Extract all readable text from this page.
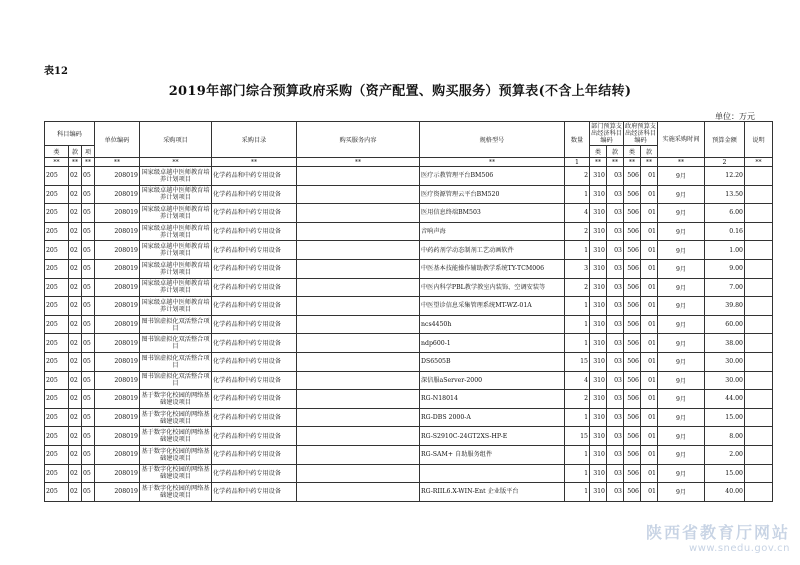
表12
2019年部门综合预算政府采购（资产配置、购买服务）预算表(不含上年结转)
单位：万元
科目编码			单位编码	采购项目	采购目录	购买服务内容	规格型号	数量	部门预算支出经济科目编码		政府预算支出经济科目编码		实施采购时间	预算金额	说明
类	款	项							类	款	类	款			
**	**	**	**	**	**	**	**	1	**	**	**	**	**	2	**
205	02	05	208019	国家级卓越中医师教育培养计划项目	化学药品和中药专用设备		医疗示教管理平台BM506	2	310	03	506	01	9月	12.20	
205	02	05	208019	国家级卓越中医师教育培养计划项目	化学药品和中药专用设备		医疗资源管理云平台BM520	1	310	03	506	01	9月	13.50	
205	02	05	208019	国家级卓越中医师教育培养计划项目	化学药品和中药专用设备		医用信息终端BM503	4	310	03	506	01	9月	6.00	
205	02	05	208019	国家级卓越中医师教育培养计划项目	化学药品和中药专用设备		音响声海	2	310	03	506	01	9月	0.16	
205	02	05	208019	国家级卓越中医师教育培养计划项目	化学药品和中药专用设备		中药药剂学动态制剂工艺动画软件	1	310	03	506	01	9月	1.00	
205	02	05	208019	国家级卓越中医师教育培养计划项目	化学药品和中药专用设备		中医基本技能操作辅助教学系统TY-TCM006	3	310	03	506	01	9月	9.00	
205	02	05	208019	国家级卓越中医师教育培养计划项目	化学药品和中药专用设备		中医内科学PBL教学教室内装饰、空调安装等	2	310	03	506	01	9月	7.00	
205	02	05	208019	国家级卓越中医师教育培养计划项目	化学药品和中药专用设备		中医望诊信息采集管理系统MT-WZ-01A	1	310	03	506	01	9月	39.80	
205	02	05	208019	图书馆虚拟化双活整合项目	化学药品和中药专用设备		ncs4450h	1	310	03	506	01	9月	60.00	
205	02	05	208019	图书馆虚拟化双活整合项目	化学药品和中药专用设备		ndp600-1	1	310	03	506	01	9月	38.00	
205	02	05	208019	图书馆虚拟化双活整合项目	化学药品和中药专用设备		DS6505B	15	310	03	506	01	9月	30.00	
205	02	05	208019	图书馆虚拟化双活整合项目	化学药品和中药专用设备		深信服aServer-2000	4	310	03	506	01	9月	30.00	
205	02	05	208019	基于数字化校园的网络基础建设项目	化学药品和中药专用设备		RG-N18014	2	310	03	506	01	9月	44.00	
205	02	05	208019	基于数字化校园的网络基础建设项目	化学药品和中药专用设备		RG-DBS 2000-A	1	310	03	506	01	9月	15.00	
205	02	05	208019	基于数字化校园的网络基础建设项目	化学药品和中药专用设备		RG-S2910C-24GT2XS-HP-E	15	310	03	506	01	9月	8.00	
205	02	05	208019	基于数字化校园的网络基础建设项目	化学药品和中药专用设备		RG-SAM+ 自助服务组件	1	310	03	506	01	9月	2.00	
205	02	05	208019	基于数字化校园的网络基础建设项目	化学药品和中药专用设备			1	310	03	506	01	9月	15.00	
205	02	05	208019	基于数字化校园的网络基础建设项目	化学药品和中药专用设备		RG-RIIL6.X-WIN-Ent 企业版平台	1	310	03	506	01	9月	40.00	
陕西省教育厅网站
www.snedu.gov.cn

####

▸ Task prompt
Determine how many lines of the entries above carry the string "图书馆虚拟化双活整合项目", and give that number alone.

▸ Full answer
4